__Supplied material__.
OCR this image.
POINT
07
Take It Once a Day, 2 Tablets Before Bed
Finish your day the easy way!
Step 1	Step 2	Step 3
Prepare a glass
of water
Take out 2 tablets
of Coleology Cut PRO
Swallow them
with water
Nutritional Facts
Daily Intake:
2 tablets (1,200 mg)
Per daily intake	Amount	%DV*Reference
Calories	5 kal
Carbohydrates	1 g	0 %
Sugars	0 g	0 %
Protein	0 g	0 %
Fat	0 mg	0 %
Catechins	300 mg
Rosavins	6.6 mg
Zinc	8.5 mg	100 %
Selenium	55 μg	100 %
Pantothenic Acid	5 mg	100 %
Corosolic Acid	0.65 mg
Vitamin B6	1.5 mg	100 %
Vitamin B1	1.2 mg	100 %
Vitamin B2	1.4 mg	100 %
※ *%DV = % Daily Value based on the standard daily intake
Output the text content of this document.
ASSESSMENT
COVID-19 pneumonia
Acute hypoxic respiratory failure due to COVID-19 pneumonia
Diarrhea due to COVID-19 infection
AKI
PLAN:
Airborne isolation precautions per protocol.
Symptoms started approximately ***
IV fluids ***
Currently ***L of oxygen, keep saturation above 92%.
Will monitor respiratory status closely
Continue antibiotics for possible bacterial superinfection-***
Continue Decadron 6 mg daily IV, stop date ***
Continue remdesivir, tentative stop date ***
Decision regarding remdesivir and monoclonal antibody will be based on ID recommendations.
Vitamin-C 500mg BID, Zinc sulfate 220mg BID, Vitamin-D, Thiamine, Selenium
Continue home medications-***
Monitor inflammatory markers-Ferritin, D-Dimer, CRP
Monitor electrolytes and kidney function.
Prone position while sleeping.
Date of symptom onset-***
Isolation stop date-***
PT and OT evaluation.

__Activity__. Reproduce each entry above character for character.

__Answer__.
OCR this image.
POINT
07
Take It Once a Day, 2 Tablets Before Bed
Finish your day the easy way!
Step 1	Step 2	Step 3
Prepare a glass
of water
Take out 2 tablets
of Coleology Cut PRO
Swallow them
with water
Nutritional Facts
Daily Intake:
2 tablets (1,200 mg)
Per daily intake	Amount	%DV*Reference
Calories	5 kal
Carbohydrates	1 g	0 %
Sugars	0 g	0 %
Protein	0 g	0 %
Fat	0 mg	0 %
Catechins	300 mg
Rosavins	6.6 mg
Zinc	8.5 mg	100 %
Selenium	55 μg	100 %
Pantothenic Acid	5 mg	100 %
Corosolic Acid	0.65 mg
Vitamin B6	1.5 mg	100 %
Vitamin B1	1.2 mg	100 %
Vitamin B2	1.4 mg	100 %
※ *%DV = % Daily Value based on the standard daily intake
Output the text content of this document.
ASSESSMENT
COVID-19 pneumonia
Acute hypoxic respiratory failure due to COVID-19 pneumonia
Diarrhea due to COVID-19 infection
AKI
PLAN:
Airborne isolation precautions per protocol.
Symptoms started approximately ***
IV fluids ***
Currently ***L of oxygen, keep saturation above 92%.
Will monitor respiratory status closely
Continue antibiotics for possible bacterial superinfection-***
Continue Decadron 6 mg daily IV, stop date ***
Continue remdesivir, tentative stop date ***
Decision regarding remdesivir and monoclonal antibody will be based on ID recommendations.
Vitamin-C 500mg BID, Zinc sulfate 220mg BID, Vitamin-D, Thiamine, Selenium
Continue home medications-***
Monitor inflammatory markers-Ferritin, D-Dimer, CRP
Monitor electrolytes and kidney function.
Prone position while sleeping.
Date of symptom onset-***
Isolation stop date-***
PT and OT evaluation.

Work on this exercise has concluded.